Repeat the records below exactly, leaving out any pictures.

+ + + + +

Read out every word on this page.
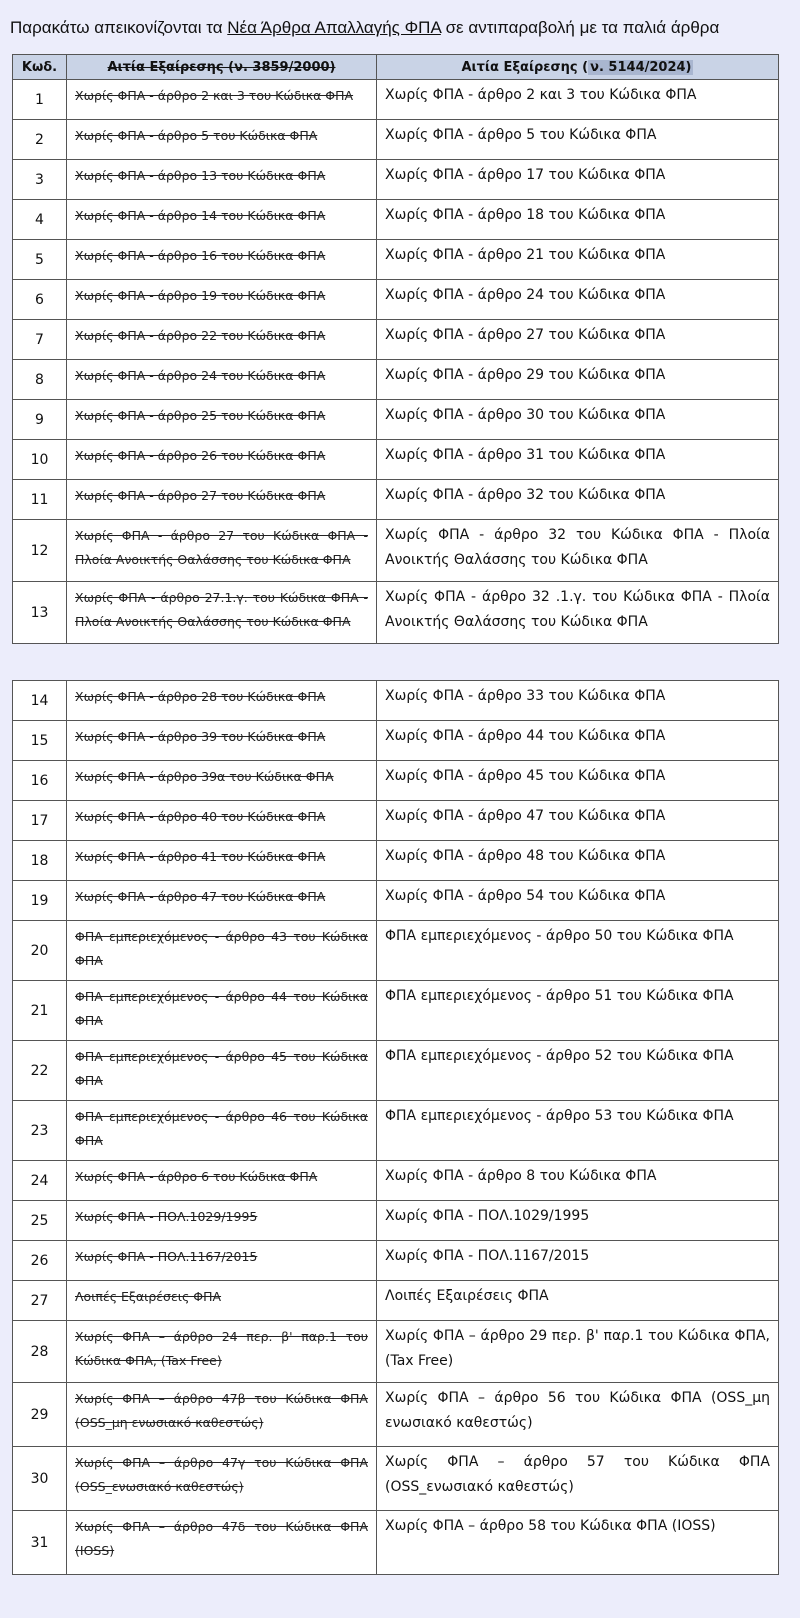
Παρακάτω απεικονίζονται τα Νέα Άρθρα Απαλλαγής ΦΠΑ σε αντιπαραβολή με τα παλιά άρθρα
Κωδ.	Αιτία Εξαίρεσης (ν. 3859/2000)	Αιτία Εξαίρεσης ( ν. 5144/2024)
1	Χωρίς ΦΠΑ - άρθρο 2 και 3 του Κώδικα ΦΠΑ	Χωρίς ΦΠΑ - άρθρο 2 και 3 του Κώδικα ΦΠΑ
2	Χωρίς ΦΠΑ - άρθρο 5 του Κώδικα ΦΠΑ	Χωρίς ΦΠΑ - άρθρο 5 του Κώδικα ΦΠΑ
3	Χωρίς ΦΠΑ - άρθρο 13 του Κώδικα ΦΠΑ	Χωρίς ΦΠΑ - άρθρο 17 του Κώδικα ΦΠΑ
4	Χωρίς ΦΠΑ - άρθρο 14 του Κώδικα ΦΠΑ	Χωρίς ΦΠΑ - άρθρο 18 του Κώδικα ΦΠΑ
5	Χωρίς ΦΠΑ - άρθρο 16 του Κώδικα ΦΠΑ	Χωρίς ΦΠΑ - άρθρο 21 του Κώδικα ΦΠΑ
6	Χωρίς ΦΠΑ - άρθρο 19 του Κώδικα ΦΠΑ	Χωρίς ΦΠΑ - άρθρο 24 του Κώδικα ΦΠΑ
7	Χωρίς ΦΠΑ - άρθρο 22 του Κώδικα ΦΠΑ	Χωρίς ΦΠΑ - άρθρο 27 του Κώδικα ΦΠΑ
8	Χωρίς ΦΠΑ - άρθρο 24 του Κώδικα ΦΠΑ	Χωρίς ΦΠΑ - άρθρο 29 του Κώδικα ΦΠΑ
9	Χωρίς ΦΠΑ - άρθρο 25 του Κώδικα ΦΠΑ	Χωρίς ΦΠΑ - άρθρο 30 του Κώδικα ΦΠΑ
10	Χωρίς ΦΠΑ - άρθρο 26 του Κώδικα ΦΠΑ	Χωρίς ΦΠΑ - άρθρο 31 του Κώδικα ΦΠΑ
11	Χωρίς ΦΠΑ - άρθρο 27 του Κώδικα ΦΠΑ	Χωρίς ΦΠΑ - άρθρο 32 του Κώδικα ΦΠΑ
12	Χωρίς ΦΠΑ - άρθρο 27 του Κώδικα ΦΠΑ - Πλοία Ανοικτής Θαλάσσης του Κώδικα ΦΠΑ	Χωρίς ΦΠΑ - άρθρο 32 του Κώδικα ΦΠΑ - Πλοία Ανοικτής Θαλάσσης του Κώδικα ΦΠΑ
13	Χωρίς ΦΠΑ - άρθρο 27.1.γ. του Κώδικα ΦΠΑ - Πλοία Ανοικτής Θαλάσσης του Κώδικα ΦΠΑ	Χωρίς ΦΠΑ - άρθρο 32 .1.γ. του Κώδικα ΦΠΑ - Πλοία Ανοικτής Θαλάσσης του Κώδικα ΦΠΑ
14	Χωρίς ΦΠΑ - άρθρο 28 του Κώδικα ΦΠΑ	Χωρίς ΦΠΑ - άρθρο 33 του Κώδικα ΦΠΑ
15	Χωρίς ΦΠΑ - άρθρο 39 του Κώδικα ΦΠΑ	Χωρίς ΦΠΑ - άρθρο 44 του Κώδικα ΦΠΑ
16	Χωρίς ΦΠΑ - άρθρο 39α του Κώδικα ΦΠΑ	Χωρίς ΦΠΑ - άρθρο 45 του Κώδικα ΦΠΑ
17	Χωρίς ΦΠΑ - άρθρο 40 του Κώδικα ΦΠΑ	Χωρίς ΦΠΑ - άρθρο 47 του Κώδικα ΦΠΑ
18	Χωρίς ΦΠΑ - άρθρο 41 του Κώδικα ΦΠΑ	Χωρίς ΦΠΑ - άρθρο 48 του Κώδικα ΦΠΑ
19	Χωρίς ΦΠΑ - άρθρο 47 του Κώδικα ΦΠΑ	Χωρίς ΦΠΑ - άρθρο 54 του Κώδικα ΦΠΑ
20	ΦΠΑ εμπεριεχόμενος - άρθρο 43 του Κώδικα ΦΠΑ	ΦΠΑ εμπεριεχόμενος - άρθρο 50 του Κώδικα ΦΠΑ
21	ΦΠΑ εμπεριεχόμενος - άρθρο 44 του Κώδικα ΦΠΑ	ΦΠΑ εμπεριεχόμενος - άρθρο 51 του Κώδικα ΦΠΑ
22	ΦΠΑ εμπεριεχόμενος - άρθρο 45 του Κώδικα ΦΠΑ	ΦΠΑ εμπεριεχόμενος - άρθρο 52 του Κώδικα ΦΠΑ
23	ΦΠΑ εμπεριεχόμενος - άρθρο 46 του Κώδικα ΦΠΑ	ΦΠΑ εμπεριεχόμενος - άρθρο 53 του Κώδικα ΦΠΑ
24	Χωρίς ΦΠΑ - άρθρο 6 του Κώδικα ΦΠΑ	Χωρίς ΦΠΑ - άρθρο 8 του Κώδικα ΦΠΑ
25	Χωρίς ΦΠΑ - ΠΟΛ.1029/1995	Χωρίς ΦΠΑ - ΠΟΛ.1029/1995
26	Χωρίς ΦΠΑ - ΠΟΛ.1167/2015	Χωρίς ΦΠΑ - ΠΟΛ.1167/2015
27	Λοιπές Εξαιρέσεις ΦΠΑ	Λοιπές Εξαιρέσεις ΦΠΑ
28	Χωρίς ΦΠΑ – άρθρο 24 περ. β' παρ.1 του Κώδικα ΦΠΑ, (Tax Free)	Χωρίς ΦΠΑ – άρθρο 29 περ. β' παρ.1 του Κώδικα ΦΠΑ, (Tax Free)
29	Χωρίς ΦΠΑ – άρθρο 47β του Κώδικα ΦΠΑ (OSS_μη ενωσιακό καθεστώς)	Χωρίς ΦΠΑ – άρθρο 56 του Κώδικα ΦΠΑ (OSS_μη ενωσιακό καθεστώς)
30	Χωρίς ΦΠΑ – άρθρο 47γ του Κώδικα ΦΠΑ (OSS_ενωσιακό καθεστώς)	Χωρίς ΦΠΑ – άρθρο 57 του Κώδικα ΦΠΑ (OSS_ενωσιακό καθεστώς)
31	Χωρίς ΦΠΑ – άρθρο 47δ του Κώδικα ΦΠΑ (IOSS)	Χωρίς ΦΠΑ – άρθρο 58 του Κώδικα ΦΠΑ (IOSS)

+ + + + +

COMPLETE RESPONSE:
Read out every word on this page.
Παρακάτω απεικονίζονται τα Νέα Άρθρα Απαλλαγής ΦΠΑ σε αντιπαραβολή με τα παλιά άρθρα
Κωδ.	Αιτία Εξαίρεσης (ν. 3859/2000)	Αιτία Εξαίρεσης ( ν. 5144/2024)
1	Χωρίς ΦΠΑ - άρθρο 2 και 3 του Κώδικα ΦΠΑ	Χωρίς ΦΠΑ - άρθρο 2 και 3 του Κώδικα ΦΠΑ
2	Χωρίς ΦΠΑ - άρθρο 5 του Κώδικα ΦΠΑ	Χωρίς ΦΠΑ - άρθρο 5 του Κώδικα ΦΠΑ
3	Χωρίς ΦΠΑ - άρθρο 13 του Κώδικα ΦΠΑ	Χωρίς ΦΠΑ - άρθρο 17 του Κώδικα ΦΠΑ
4	Χωρίς ΦΠΑ - άρθρο 14 του Κώδικα ΦΠΑ	Χωρίς ΦΠΑ - άρθρο 18 του Κώδικα ΦΠΑ
5	Χωρίς ΦΠΑ - άρθρο 16 του Κώδικα ΦΠΑ	Χωρίς ΦΠΑ - άρθρο 21 του Κώδικα ΦΠΑ
6	Χωρίς ΦΠΑ - άρθρο 19 του Κώδικα ΦΠΑ	Χωρίς ΦΠΑ - άρθρο 24 του Κώδικα ΦΠΑ
7	Χωρίς ΦΠΑ - άρθρο 22 του Κώδικα ΦΠΑ	Χωρίς ΦΠΑ - άρθρο 27 του Κώδικα ΦΠΑ
8	Χωρίς ΦΠΑ - άρθρο 24 του Κώδικα ΦΠΑ	Χωρίς ΦΠΑ - άρθρο 29 του Κώδικα ΦΠΑ
9	Χωρίς ΦΠΑ - άρθρο 25 του Κώδικα ΦΠΑ	Χωρίς ΦΠΑ - άρθρο 30 του Κώδικα ΦΠΑ
10	Χωρίς ΦΠΑ - άρθρο 26 του Κώδικα ΦΠΑ	Χωρίς ΦΠΑ - άρθρο 31 του Κώδικα ΦΠΑ
11	Χωρίς ΦΠΑ - άρθρο 27 του Κώδικα ΦΠΑ	Χωρίς ΦΠΑ - άρθρο 32 του Κώδικα ΦΠΑ
12	Χωρίς ΦΠΑ - άρθρο 27 του Κώδικα ΦΠΑ - Πλοία Ανοικτής Θαλάσσης του Κώδικα ΦΠΑ	Χωρίς ΦΠΑ - άρθρο 32 του Κώδικα ΦΠΑ - Πλοία Ανοικτής Θαλάσσης του Κώδικα ΦΠΑ
13	Χωρίς ΦΠΑ - άρθρο 27.1.γ. του Κώδικα ΦΠΑ - Πλοία Ανοικτής Θαλάσσης του Κώδικα ΦΠΑ	Χωρίς ΦΠΑ - άρθρο 32 .1.γ. του Κώδικα ΦΠΑ - Πλοία Ανοικτής Θαλάσσης του Κώδικα ΦΠΑ
14	Χωρίς ΦΠΑ - άρθρο 28 του Κώδικα ΦΠΑ	Χωρίς ΦΠΑ - άρθρο 33 του Κώδικα ΦΠΑ
15	Χωρίς ΦΠΑ - άρθρο 39 του Κώδικα ΦΠΑ	Χωρίς ΦΠΑ - άρθρο 44 του Κώδικα ΦΠΑ
16	Χωρίς ΦΠΑ - άρθρο 39α του Κώδικα ΦΠΑ	Χωρίς ΦΠΑ - άρθρο 45 του Κώδικα ΦΠΑ
17	Χωρίς ΦΠΑ - άρθρο 40 του Κώδικα ΦΠΑ	Χωρίς ΦΠΑ - άρθρο 47 του Κώδικα ΦΠΑ
18	Χωρίς ΦΠΑ - άρθρο 41 του Κώδικα ΦΠΑ	Χωρίς ΦΠΑ - άρθρο 48 του Κώδικα ΦΠΑ
19	Χωρίς ΦΠΑ - άρθρο 47 του Κώδικα ΦΠΑ	Χωρίς ΦΠΑ - άρθρο 54 του Κώδικα ΦΠΑ
20	ΦΠΑ εμπεριεχόμενος - άρθρο 43 του Κώδικα ΦΠΑ	ΦΠΑ εμπεριεχόμενος - άρθρο 50 του Κώδικα ΦΠΑ
21	ΦΠΑ εμπεριεχόμενος - άρθρο 44 του Κώδικα ΦΠΑ	ΦΠΑ εμπεριεχόμενος - άρθρο 51 του Κώδικα ΦΠΑ
22	ΦΠΑ εμπεριεχόμενος - άρθρο 45 του Κώδικα ΦΠΑ	ΦΠΑ εμπεριεχόμενος - άρθρο 52 του Κώδικα ΦΠΑ
23	ΦΠΑ εμπεριεχόμενος - άρθρο 46 του Κώδικα ΦΠΑ	ΦΠΑ εμπεριεχόμενος - άρθρο 53 του Κώδικα ΦΠΑ
24	Χωρίς ΦΠΑ - άρθρο 6 του Κώδικα ΦΠΑ	Χωρίς ΦΠΑ - άρθρο 8 του Κώδικα ΦΠΑ
25	Χωρίς ΦΠΑ - ΠΟΛ.1029/1995	Χωρίς ΦΠΑ - ΠΟΛ.1029/1995
26	Χωρίς ΦΠΑ - ΠΟΛ.1167/2015	Χωρίς ΦΠΑ - ΠΟΛ.1167/2015
27	Λοιπές Εξαιρέσεις ΦΠΑ	Λοιπές Εξαιρέσεις ΦΠΑ
28	Χωρίς ΦΠΑ – άρθρο 24 περ. β' παρ.1 του Κώδικα ΦΠΑ, (Tax Free)	Χωρίς ΦΠΑ – άρθρο 29 περ. β' παρ.1 του Κώδικα ΦΠΑ, (Tax Free)
29	Χωρίς ΦΠΑ – άρθρο 47β του Κώδικα ΦΠΑ (OSS_μη ενωσιακό καθεστώς)	Χωρίς ΦΠΑ – άρθρο 56 του Κώδικα ΦΠΑ (OSS_μη ενωσιακό καθεστώς)
30	Χωρίς ΦΠΑ – άρθρο 47γ του Κώδικα ΦΠΑ (OSS_ενωσιακό καθεστώς)	Χωρίς ΦΠΑ – άρθρο 57 του Κώδικα ΦΠΑ (OSS_ενωσιακό καθεστώς)
31	Χωρίς ΦΠΑ – άρθρο 47δ του Κώδικα ΦΠΑ (IOSS)	Χωρίς ΦΠΑ – άρθρο 58 του Κώδικα ΦΠΑ (IOSS)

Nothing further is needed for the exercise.